* _Transcript entries for document pages_:
......
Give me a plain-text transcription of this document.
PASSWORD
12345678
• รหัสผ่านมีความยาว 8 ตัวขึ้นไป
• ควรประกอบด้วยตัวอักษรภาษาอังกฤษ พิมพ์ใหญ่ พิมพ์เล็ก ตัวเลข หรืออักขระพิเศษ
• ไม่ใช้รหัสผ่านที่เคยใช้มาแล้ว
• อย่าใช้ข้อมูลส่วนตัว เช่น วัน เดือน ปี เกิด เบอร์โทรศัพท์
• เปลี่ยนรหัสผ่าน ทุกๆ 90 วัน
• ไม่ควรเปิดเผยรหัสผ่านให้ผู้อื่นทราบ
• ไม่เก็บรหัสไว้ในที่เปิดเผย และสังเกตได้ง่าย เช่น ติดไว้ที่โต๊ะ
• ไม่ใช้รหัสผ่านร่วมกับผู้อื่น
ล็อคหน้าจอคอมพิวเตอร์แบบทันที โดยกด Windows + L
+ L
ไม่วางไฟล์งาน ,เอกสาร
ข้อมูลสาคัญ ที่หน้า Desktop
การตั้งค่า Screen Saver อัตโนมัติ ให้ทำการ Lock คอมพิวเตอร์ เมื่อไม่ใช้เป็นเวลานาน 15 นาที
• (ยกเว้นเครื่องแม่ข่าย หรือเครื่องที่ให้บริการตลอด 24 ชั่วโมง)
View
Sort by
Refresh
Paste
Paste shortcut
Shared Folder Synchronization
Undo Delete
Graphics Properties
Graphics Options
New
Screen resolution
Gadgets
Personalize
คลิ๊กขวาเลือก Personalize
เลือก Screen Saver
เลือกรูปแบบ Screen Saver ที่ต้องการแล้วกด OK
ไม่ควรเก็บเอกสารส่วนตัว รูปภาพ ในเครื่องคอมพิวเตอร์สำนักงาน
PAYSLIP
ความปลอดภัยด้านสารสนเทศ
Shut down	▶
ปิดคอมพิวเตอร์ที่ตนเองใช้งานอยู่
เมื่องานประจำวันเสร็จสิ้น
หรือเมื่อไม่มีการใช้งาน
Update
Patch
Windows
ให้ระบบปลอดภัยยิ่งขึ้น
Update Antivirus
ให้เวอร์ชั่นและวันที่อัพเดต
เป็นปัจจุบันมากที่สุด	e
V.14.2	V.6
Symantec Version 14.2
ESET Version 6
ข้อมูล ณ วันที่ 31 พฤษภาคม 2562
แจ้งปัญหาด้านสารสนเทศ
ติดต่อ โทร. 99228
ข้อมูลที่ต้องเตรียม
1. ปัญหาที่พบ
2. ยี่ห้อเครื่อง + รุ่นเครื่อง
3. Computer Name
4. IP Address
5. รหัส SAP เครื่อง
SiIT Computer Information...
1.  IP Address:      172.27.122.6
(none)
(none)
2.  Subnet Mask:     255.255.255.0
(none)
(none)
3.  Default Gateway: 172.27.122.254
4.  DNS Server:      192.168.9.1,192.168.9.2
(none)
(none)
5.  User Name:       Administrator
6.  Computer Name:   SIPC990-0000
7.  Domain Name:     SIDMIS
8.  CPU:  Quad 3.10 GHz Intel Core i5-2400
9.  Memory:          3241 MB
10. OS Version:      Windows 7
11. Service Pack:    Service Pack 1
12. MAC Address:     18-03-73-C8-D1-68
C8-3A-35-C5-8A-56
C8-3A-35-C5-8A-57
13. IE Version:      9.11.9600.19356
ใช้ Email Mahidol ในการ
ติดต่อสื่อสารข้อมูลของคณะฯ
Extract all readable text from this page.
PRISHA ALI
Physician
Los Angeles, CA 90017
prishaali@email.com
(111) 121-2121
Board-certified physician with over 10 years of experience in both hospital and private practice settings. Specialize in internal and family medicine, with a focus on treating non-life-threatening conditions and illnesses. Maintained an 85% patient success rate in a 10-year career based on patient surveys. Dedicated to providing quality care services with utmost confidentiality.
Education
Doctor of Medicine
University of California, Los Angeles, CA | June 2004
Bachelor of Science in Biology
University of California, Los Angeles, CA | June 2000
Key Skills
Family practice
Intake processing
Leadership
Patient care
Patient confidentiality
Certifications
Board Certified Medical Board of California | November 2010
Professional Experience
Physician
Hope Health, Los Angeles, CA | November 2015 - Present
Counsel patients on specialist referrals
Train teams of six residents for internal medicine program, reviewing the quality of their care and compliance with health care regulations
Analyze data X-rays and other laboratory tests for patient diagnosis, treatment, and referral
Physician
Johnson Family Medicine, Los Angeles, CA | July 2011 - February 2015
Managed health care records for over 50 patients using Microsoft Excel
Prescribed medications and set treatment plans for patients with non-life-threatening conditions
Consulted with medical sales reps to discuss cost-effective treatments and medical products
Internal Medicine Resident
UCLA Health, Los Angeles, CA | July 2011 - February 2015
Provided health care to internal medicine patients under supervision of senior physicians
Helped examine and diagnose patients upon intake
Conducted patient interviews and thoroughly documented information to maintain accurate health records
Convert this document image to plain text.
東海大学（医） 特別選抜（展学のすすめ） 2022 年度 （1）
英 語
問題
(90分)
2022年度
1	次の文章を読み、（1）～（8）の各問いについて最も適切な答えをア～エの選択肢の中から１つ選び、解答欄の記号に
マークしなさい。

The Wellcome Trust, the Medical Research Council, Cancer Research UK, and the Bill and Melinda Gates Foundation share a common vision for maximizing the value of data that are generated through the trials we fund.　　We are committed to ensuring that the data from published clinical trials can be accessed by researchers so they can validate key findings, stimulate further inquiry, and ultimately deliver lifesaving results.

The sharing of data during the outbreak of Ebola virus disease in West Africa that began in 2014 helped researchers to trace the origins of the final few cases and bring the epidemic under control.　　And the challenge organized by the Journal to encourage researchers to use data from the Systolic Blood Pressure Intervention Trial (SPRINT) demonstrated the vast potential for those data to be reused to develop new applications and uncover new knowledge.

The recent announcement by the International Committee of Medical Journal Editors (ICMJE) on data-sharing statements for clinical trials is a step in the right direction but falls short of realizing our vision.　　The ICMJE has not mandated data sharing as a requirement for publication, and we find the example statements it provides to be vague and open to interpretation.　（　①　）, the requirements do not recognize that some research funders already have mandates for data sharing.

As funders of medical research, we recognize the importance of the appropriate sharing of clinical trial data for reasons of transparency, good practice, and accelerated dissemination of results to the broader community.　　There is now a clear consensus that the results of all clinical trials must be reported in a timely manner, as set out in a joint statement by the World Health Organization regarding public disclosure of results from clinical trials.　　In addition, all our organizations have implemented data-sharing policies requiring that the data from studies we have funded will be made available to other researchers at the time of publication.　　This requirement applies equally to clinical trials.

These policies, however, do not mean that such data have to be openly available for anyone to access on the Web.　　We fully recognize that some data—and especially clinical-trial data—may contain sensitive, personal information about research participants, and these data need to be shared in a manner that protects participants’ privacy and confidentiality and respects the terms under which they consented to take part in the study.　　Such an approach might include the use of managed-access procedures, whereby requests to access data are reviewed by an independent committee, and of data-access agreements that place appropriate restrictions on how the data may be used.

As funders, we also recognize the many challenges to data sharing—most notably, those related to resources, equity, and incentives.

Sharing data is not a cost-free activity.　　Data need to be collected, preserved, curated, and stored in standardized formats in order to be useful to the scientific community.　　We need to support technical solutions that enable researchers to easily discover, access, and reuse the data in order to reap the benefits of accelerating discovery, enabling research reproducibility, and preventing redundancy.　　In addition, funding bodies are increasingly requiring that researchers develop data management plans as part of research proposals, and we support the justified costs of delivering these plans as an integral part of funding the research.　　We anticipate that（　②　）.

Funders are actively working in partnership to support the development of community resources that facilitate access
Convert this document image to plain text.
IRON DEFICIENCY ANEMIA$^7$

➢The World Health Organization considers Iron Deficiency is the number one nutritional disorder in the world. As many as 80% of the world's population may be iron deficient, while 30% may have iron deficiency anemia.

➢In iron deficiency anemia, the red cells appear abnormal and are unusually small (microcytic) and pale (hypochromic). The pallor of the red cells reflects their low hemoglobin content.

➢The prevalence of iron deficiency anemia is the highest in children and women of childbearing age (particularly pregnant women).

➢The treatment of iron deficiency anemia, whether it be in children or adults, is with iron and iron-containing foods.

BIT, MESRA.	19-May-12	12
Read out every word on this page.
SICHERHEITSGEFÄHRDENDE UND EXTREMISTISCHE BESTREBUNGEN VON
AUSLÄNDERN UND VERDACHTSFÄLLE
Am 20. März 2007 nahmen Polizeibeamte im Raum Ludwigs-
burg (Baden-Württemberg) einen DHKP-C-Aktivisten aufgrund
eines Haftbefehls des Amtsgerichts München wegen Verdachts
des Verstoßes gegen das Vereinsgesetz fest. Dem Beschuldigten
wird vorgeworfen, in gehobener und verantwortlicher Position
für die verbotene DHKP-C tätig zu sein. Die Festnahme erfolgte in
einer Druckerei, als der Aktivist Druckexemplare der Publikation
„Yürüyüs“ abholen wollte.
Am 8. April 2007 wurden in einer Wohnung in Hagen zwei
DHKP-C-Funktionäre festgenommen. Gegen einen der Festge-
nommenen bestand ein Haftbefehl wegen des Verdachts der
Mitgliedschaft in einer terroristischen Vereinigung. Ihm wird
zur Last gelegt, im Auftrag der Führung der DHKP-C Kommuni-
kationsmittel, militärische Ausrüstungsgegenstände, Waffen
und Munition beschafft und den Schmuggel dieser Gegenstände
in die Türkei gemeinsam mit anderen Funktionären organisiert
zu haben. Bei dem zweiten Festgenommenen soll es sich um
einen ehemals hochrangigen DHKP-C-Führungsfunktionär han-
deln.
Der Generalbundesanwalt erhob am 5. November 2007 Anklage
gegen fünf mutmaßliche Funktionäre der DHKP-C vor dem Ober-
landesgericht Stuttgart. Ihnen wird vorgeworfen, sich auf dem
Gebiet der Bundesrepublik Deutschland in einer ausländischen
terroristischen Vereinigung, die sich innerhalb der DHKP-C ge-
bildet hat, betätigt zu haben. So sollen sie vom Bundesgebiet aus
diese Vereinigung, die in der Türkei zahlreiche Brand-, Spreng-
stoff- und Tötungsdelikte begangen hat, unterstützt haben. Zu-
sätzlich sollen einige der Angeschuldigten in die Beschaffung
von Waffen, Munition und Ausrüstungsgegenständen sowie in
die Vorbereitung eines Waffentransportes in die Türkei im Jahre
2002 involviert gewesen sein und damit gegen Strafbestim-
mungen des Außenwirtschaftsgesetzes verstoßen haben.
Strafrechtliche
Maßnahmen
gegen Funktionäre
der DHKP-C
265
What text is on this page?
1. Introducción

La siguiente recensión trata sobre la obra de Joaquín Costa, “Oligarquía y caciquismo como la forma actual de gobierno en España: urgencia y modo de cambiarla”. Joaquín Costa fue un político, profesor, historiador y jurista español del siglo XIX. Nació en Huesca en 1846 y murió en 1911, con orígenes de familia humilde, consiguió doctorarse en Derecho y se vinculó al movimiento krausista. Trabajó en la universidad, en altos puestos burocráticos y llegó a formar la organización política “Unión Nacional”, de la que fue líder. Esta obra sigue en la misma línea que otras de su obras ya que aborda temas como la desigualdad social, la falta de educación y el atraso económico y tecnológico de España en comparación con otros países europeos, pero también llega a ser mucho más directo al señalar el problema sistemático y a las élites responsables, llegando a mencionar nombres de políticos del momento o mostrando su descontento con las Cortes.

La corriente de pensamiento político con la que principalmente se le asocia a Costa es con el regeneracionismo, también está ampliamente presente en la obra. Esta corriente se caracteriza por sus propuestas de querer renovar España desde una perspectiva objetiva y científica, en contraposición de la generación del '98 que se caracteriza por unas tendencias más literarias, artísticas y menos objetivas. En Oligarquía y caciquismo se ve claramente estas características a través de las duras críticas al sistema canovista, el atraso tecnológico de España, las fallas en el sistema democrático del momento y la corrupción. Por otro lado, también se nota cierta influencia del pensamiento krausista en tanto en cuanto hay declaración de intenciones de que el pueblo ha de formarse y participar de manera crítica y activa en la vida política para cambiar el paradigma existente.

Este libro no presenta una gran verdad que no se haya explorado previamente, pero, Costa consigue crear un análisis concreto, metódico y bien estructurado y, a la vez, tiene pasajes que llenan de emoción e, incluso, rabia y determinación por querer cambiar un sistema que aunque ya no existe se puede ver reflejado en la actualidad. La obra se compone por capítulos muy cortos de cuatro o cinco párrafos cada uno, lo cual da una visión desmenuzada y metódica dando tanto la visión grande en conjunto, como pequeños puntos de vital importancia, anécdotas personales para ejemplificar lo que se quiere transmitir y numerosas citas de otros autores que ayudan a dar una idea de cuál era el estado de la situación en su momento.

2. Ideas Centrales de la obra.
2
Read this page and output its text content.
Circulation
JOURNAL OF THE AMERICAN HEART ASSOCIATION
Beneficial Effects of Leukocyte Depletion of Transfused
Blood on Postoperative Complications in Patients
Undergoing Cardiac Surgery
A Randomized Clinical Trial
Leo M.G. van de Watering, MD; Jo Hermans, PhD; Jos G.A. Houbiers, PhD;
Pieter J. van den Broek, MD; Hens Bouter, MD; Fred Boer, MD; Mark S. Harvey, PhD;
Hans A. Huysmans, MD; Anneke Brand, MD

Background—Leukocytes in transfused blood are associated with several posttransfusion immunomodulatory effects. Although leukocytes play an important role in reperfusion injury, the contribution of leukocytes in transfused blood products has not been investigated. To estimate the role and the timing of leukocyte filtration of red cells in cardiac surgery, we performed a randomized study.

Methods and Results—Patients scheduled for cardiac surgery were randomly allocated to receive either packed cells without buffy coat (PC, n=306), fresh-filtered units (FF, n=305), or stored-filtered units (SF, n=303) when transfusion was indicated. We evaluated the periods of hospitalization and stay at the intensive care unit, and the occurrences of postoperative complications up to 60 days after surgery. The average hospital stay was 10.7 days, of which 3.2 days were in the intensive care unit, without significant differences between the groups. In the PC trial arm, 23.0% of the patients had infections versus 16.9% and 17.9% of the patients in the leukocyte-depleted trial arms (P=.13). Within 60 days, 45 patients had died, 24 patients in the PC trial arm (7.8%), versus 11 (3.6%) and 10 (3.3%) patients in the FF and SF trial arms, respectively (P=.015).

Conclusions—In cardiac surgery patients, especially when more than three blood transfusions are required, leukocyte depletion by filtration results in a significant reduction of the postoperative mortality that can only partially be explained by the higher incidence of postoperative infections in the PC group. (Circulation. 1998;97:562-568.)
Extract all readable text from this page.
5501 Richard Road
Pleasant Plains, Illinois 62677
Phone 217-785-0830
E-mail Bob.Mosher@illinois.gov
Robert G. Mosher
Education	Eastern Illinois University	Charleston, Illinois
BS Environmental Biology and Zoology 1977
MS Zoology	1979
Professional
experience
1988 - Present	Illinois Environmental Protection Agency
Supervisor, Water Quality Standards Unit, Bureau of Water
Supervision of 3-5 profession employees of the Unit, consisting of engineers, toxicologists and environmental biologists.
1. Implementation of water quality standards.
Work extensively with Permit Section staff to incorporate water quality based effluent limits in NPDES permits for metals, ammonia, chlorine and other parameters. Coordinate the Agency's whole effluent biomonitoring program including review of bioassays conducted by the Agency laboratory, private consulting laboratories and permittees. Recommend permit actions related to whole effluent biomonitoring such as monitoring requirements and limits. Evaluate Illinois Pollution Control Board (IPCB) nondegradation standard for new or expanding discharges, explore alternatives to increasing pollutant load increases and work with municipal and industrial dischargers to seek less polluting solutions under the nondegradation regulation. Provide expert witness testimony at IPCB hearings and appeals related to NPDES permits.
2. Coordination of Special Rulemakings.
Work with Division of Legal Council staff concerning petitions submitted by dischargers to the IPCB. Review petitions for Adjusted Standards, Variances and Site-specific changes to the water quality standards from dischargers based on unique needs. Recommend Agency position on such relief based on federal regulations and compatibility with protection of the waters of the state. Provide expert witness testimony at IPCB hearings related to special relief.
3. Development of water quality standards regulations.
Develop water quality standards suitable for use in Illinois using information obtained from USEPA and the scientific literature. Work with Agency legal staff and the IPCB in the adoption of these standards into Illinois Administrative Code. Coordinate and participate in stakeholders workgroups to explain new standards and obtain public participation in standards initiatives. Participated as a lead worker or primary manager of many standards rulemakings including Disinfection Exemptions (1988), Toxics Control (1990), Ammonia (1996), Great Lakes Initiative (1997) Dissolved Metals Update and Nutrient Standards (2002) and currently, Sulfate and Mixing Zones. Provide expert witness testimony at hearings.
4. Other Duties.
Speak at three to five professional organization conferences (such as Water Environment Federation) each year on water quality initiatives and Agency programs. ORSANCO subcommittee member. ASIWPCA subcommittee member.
......
* _What to produce_: Show each line in the data where the string "Version" appears.

* _Result_:
Symantec Version 14.2
ESET Version 6
10. OS Version:      Windows 7
13. IE Version:      9.11.9600.19356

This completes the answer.